[Extracted data entries]
"""

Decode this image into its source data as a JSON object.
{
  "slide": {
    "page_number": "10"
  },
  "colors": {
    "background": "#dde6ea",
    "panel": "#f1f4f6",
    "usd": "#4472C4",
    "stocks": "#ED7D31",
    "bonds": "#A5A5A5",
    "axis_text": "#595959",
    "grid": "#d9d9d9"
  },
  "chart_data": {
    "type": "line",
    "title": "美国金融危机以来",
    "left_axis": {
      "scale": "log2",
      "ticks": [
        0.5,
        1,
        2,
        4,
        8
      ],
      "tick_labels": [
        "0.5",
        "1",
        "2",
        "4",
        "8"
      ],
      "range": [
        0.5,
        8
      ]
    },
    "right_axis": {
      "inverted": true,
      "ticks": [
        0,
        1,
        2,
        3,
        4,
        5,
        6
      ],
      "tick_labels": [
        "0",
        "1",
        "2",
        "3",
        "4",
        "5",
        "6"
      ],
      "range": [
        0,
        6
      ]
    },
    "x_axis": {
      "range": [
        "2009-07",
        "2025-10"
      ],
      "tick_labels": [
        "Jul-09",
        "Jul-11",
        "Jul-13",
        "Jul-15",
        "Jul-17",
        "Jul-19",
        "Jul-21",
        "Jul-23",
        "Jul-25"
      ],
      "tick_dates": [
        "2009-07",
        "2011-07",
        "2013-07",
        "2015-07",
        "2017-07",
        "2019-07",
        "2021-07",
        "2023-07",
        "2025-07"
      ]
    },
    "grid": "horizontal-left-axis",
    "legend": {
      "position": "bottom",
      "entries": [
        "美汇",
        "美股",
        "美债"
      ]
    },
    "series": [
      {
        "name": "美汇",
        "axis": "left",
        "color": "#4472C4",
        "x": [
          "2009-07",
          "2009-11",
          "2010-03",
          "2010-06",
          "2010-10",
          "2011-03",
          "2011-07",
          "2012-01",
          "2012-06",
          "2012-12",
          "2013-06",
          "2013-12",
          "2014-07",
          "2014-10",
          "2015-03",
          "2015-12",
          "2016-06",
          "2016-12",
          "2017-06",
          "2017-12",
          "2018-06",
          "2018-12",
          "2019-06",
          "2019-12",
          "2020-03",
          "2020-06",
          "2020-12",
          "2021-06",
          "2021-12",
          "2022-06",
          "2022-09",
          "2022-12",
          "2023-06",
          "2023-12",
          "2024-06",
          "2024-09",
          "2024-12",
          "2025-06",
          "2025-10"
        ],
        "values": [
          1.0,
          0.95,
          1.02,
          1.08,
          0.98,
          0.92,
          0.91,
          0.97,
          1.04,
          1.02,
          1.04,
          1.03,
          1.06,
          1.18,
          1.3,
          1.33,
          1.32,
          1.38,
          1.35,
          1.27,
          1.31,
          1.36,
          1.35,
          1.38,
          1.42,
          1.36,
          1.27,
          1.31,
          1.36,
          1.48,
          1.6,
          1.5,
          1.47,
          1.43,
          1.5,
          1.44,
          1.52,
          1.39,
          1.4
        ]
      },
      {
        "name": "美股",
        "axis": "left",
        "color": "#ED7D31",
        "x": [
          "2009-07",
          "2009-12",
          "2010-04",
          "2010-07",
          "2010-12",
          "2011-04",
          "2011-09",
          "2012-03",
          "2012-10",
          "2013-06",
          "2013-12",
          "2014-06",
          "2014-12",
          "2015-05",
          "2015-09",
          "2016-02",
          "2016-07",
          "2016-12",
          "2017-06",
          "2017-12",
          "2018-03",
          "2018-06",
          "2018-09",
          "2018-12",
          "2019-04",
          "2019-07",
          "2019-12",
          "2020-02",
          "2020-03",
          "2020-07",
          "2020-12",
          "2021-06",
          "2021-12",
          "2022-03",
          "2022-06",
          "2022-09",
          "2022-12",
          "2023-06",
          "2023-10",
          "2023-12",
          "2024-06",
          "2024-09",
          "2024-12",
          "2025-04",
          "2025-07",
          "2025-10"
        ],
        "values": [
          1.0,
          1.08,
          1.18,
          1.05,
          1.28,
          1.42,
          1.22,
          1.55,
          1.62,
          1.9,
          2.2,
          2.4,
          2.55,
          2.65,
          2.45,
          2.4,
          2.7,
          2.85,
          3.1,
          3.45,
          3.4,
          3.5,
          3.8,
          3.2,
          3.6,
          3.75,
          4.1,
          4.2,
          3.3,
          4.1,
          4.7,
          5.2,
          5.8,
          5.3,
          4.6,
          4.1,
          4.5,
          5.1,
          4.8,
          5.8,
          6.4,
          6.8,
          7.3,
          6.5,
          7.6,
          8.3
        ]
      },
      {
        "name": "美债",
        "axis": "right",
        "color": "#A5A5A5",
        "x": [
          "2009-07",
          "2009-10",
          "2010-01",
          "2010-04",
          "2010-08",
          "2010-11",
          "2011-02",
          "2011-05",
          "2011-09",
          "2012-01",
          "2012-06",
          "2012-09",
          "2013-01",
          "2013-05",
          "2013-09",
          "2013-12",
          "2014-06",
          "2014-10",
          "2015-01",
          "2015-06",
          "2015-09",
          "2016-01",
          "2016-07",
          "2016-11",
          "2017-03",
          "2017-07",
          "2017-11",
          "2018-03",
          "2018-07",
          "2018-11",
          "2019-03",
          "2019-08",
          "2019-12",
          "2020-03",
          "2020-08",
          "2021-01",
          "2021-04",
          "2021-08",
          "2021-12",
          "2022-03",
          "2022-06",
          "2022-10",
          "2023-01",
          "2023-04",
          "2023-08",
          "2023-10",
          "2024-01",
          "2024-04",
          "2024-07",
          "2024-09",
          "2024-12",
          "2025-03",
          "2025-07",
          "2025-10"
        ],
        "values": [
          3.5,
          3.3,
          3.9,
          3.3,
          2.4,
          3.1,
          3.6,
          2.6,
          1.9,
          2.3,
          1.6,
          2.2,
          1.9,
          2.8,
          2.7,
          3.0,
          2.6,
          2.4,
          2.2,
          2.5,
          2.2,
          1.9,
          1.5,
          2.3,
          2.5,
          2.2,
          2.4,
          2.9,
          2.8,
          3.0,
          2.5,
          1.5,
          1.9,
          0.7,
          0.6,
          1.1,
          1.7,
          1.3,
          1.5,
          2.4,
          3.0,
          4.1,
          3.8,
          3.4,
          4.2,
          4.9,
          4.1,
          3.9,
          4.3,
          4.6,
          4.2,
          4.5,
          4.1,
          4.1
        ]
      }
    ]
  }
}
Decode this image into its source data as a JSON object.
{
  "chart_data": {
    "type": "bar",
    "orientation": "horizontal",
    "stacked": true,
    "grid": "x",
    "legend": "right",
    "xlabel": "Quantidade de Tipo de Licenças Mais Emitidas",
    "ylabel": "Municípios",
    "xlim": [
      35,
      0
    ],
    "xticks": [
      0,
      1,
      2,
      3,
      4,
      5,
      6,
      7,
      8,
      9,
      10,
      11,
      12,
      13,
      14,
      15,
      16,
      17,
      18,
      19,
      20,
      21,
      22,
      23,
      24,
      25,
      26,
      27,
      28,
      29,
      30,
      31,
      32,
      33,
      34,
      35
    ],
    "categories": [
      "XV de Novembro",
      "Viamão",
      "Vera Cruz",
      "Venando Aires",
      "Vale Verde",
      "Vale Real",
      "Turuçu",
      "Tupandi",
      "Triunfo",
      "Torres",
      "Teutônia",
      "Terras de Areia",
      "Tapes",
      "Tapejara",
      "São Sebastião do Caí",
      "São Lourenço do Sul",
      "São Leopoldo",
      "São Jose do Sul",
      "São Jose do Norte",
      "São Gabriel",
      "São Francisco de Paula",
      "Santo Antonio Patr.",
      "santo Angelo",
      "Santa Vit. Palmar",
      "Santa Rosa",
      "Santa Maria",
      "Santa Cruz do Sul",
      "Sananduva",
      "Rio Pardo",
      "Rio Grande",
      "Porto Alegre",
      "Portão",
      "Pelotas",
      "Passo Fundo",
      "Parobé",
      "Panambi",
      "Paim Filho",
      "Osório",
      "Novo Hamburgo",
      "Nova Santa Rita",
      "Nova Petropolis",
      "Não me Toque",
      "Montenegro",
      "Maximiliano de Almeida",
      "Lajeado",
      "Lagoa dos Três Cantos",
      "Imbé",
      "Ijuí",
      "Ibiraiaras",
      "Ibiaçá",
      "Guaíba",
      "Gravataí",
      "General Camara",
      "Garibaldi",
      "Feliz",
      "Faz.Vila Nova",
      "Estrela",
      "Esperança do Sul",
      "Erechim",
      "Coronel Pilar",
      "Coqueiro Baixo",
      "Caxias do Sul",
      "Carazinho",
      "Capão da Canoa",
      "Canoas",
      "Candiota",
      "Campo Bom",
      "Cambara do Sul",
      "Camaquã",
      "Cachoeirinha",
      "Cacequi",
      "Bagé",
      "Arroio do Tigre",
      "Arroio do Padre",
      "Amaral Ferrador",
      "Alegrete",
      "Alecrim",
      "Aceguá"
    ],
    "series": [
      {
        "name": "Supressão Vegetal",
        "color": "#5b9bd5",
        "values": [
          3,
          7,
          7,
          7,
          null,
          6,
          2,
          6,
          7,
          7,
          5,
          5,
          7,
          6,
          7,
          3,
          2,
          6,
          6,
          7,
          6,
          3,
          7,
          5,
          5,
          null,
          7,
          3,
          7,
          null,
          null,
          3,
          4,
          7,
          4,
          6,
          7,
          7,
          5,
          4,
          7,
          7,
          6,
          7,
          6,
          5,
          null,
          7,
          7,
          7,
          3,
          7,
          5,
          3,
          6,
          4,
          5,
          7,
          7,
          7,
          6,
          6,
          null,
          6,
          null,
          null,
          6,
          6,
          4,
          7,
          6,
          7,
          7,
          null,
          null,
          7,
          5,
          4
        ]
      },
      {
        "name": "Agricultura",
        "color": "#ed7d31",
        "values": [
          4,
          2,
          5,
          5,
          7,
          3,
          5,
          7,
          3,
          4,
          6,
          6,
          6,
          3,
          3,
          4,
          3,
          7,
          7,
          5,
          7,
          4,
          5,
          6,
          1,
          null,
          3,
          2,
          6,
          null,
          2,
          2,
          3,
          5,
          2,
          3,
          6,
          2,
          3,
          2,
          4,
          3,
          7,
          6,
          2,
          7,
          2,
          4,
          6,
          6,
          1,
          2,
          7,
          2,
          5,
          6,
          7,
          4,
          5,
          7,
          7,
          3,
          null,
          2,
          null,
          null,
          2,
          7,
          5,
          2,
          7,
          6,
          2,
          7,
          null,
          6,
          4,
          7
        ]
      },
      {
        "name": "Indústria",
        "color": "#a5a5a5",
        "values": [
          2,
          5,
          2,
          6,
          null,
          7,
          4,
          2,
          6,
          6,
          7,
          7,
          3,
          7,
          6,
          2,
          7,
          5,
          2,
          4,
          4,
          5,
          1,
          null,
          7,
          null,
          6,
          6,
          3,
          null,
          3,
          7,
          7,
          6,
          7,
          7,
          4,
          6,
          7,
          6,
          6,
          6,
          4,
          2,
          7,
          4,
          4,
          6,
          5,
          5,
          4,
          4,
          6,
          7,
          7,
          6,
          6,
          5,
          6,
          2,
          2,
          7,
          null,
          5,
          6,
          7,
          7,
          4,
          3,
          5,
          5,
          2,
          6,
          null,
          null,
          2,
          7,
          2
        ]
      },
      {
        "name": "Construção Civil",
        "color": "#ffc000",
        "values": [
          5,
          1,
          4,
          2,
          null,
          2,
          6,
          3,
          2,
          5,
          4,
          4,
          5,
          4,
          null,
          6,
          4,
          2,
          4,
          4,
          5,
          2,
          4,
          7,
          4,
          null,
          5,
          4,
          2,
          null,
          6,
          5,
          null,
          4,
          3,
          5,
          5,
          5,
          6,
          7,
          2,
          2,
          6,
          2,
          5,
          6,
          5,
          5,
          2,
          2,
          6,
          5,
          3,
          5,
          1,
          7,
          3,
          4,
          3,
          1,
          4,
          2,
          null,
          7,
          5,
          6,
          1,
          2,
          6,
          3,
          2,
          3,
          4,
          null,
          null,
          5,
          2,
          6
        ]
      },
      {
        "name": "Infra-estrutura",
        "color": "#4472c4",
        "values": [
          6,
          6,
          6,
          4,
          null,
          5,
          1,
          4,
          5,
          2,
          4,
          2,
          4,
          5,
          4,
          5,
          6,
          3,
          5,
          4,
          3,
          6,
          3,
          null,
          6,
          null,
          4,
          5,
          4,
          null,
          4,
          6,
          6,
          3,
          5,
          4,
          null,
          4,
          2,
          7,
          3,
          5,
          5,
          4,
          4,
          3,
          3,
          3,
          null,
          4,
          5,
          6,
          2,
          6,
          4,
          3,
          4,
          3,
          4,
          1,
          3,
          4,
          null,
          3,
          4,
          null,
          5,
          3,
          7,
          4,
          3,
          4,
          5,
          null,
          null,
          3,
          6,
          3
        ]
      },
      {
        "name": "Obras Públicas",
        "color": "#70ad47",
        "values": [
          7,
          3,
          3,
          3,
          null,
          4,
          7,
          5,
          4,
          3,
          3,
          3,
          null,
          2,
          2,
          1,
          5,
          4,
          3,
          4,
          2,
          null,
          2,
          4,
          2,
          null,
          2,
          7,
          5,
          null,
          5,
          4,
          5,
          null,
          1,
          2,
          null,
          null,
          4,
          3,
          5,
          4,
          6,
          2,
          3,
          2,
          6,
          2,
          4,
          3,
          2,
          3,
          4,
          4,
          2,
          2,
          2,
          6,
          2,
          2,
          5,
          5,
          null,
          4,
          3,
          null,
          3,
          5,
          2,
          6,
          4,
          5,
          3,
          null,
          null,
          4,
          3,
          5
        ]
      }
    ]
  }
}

"""

• THE EXERCISE:
Lines in the records that hold the word "name" are to be counted; give only the total.

• TASK RESULT:
9